* Short problem 1 *
Reproduce word for word the stretch of the blog post on GroenLinks and liberalism from "Monday, May 21, 2007" through "so perhaps now...".
* Short problem 2 *
Extend the blog post on GroenLinks and liberalism, picking up right after its final sentence.

══ Text section

Being active in the dutch green-left party Groenlinks... what's that?

Monday, May 21, 2007

Some for the beginselen

Tonight the beginselen commission meets, and I thought that what I am posting here might be relevant for the beginselen discussion. It is a text that I wrote a while ago for the forum of kritischer groenlinkser, but it was never discussed... so perhaps now...

Enjoy...


To be (liberal) or not to be: that is not the question

Inti Suarez
Bestuurlid GLUtrecht; vz Kleurrijk Platform

Foreword

Too many times have been said that after the German wall fall, we all became liberals. Groenlinks, perhaps too late, perhaps too early, caught up with the trend. Too fast because we have still too many sectors of our society in a position that further liberalism will only reduce their chances to access current levels of well-being. Or too late, as is written in the last De Helling, where we are told that the liberalism that groenlinks party-topers embrace today is as old as the Jacobine movement, back in the times of the French revolution.

Now, we might not have to choose in between the too late or the too early options. As Halsema repeated many times the past two years, the discussion about our supposed liberalism just misses the point. To be liberal today is a sticker so vague that can be used for the VVD or for Groenlinks, not to mention the democrats in the USA. The devil, as usual, is in the details. Lets have it about some details. In what follows I hope to show that groenlinks ideas on economy are far too liberal to be good, and groenlinks ideas on migration are far too conservative to be of relevance.

Nordic ideas

One issue in which the liberals of groenlinks have made headlines (at least in our internal discussions) is in the so-called Scandinavian model of economy. In such a model, basic tenets of the Dutch welfare state are attacked. The proposal calls for flexibility of the ontslagrecht, stronger reintegration investment and better networks of support for the unemployed. If this whole package would be implemented together, it does sound Ok. But is it Ok?

════
══ Recorded information

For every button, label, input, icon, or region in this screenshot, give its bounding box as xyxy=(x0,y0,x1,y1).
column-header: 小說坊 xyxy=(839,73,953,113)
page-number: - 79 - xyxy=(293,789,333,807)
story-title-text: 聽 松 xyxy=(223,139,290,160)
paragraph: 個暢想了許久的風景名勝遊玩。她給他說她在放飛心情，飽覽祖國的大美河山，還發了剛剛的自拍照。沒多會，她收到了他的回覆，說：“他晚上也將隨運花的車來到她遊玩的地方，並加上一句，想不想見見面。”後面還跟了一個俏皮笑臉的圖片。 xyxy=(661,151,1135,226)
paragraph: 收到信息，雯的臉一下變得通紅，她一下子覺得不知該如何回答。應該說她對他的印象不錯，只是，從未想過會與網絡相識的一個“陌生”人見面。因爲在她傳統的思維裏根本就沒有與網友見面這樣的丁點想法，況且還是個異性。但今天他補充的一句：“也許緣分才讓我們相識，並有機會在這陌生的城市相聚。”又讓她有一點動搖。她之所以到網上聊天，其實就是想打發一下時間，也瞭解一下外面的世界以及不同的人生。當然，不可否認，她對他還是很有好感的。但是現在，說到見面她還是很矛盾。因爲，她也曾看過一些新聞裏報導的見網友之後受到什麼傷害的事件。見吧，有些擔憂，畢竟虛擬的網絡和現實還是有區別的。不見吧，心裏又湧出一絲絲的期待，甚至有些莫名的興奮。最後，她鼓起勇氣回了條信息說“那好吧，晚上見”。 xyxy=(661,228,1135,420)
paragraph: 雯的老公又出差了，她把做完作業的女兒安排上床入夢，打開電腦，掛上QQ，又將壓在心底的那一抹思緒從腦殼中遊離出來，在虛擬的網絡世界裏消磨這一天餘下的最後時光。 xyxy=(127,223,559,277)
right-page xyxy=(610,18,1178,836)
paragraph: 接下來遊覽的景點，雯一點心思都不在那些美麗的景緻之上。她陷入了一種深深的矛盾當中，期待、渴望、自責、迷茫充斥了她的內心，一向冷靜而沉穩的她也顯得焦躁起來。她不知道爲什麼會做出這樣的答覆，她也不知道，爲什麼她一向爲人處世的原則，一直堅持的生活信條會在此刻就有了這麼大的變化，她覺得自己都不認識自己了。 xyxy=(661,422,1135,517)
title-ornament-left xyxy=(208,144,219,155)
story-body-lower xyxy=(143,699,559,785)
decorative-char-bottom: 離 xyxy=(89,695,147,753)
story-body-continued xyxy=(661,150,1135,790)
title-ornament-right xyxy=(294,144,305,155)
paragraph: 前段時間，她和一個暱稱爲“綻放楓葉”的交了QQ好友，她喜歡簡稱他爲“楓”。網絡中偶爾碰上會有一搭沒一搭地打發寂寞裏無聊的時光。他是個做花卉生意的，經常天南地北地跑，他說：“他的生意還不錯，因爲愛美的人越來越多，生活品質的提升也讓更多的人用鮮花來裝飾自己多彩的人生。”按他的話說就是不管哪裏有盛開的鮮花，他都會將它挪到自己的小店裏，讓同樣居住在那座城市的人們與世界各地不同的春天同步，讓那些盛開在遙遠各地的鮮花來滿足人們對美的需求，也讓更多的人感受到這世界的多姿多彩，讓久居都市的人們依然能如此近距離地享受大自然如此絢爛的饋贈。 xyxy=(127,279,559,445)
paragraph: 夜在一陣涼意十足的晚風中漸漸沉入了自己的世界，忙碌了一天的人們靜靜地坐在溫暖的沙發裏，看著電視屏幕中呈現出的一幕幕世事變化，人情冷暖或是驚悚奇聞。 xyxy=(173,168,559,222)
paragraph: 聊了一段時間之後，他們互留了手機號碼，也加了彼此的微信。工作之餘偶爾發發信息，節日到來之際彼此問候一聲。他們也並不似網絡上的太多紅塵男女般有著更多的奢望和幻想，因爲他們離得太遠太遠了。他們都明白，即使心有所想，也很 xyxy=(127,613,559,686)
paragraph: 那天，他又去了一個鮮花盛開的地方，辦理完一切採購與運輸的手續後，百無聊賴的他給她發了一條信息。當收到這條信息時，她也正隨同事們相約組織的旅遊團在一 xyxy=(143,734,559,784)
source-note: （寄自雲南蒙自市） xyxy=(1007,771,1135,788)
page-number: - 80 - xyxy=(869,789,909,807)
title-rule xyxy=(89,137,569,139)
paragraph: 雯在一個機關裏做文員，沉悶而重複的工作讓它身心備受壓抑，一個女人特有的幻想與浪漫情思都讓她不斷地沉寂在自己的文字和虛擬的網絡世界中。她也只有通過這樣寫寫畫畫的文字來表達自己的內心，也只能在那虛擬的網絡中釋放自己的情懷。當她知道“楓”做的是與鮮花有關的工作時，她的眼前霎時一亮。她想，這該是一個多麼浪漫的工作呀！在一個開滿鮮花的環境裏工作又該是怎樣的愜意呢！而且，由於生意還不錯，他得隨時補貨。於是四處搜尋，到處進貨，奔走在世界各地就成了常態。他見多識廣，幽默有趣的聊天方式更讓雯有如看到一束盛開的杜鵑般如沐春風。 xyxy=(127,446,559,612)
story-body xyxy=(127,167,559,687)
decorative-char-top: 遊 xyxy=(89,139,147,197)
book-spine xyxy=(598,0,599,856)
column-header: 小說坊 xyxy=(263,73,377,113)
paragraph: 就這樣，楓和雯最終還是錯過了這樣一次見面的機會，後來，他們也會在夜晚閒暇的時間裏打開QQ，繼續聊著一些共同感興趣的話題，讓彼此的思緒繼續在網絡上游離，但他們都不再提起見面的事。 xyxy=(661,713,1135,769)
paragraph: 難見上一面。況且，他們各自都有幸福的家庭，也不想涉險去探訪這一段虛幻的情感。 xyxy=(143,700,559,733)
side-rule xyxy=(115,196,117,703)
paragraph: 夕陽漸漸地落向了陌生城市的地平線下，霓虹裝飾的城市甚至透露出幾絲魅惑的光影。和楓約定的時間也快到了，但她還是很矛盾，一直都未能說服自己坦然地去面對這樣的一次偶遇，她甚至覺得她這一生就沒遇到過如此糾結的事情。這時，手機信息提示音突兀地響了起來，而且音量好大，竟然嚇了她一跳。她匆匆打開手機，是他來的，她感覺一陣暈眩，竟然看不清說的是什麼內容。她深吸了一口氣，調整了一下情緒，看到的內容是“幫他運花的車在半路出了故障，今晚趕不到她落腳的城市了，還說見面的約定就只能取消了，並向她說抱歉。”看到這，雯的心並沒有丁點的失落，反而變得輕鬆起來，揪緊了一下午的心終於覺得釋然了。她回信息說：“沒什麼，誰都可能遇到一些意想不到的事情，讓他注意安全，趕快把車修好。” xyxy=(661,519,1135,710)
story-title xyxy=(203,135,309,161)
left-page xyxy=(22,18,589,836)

════

* Task result 1 *
Monday, May 21, 2007

Some for the beginselen

Tonight the beginselen commission meets, and I thought that what I am posting here might be relevant for the beginselen discussion. It is a text that I wrote a while ago for the forum of kritischer groenlinkser, but it was never discussed... so perhaps now...

* Task result 2 *
The most important claim that the Wetenschapelijk Bureau has done promoting this model is that it will create a dynamic economy. Dynamic here means that more people is fired faster, so others, traditionally excluded from the labour force, are capable to take the vacated jobs, so far unavailable to them. In the eyes of groenlinks ideologists, the people excluded from the labour market will profit from more flexibility. But how much of this is true?

In first place, let's define the analysis. There are many ways to classify the different components of a society. One could think in gender, or in ethnicity, or in education level. Or in a combination of those factors. Once the classification is decided, the next step is to explore the labour participation of each population segment. Labour exclusion does occur in every society group, but in some more than in others. With this results in mind, one could analyse the results of labour market flexibility in each particular segment.

Let's go step for step, then. Consider ethnic or gender segmentation. Simply comparing level of employment in autochtoon versus allochtoon (the analysis, at least in broad lines can be repeated for women) we learn right away that the allochtoon Netherlander is far less included in the Dutch labour market than the autochtoon segment. One conclusion of this is to say that labour exclusion is a relevant issue in the allochtoon population. So far, so good. In the program of groenlinks so much is acknowledge, since we claim that labour exclusion is a relevant issue, via discrimination, for the allochtoon citizen. Now, would flexibility help?

Now that we know who is excluded from the labour market, let's proceed. Is the allochtoon employee flexible? How would further flexibility of the labour market change their employability? The last report of the arbeisdinspectie1 tells us that allochtonen (and women) are very mobile segments of the labour force. So we discover that in reality, the allochtoon employee is more flexible than the autochtoon employee. Allochtonen change their jobs faster and more frequently than autochtonen. So the question arises: would further flexibility help this sector?

Let's put the argument together: One sector of the Dutch population, in which exclusion of the labour market is a relevant problem, occurs to be also a very flexible and dynamic sector. Dynamism is positively associated with exclusion, then. How more dynamism could possibly help the inclusion of this sector?

The example offered here illustrates a broader trend in groenlinks flavour of liberalism. The idea of dynamic economies as source of employment is theoretically sound, and it has been breached in many countries, principally in France. Now, what this trend has to do with the real excluded from the Dutch labour market? Not much. What the liberalism of groenlinks today misses is the rooting in the real conditions of the excluded labour force. Is the phenomenon due to olded employees that can not be fired? Do we really believe that if a relevant percentage of current employees would be fired then the excluded of the labour market will be -suddenly- included?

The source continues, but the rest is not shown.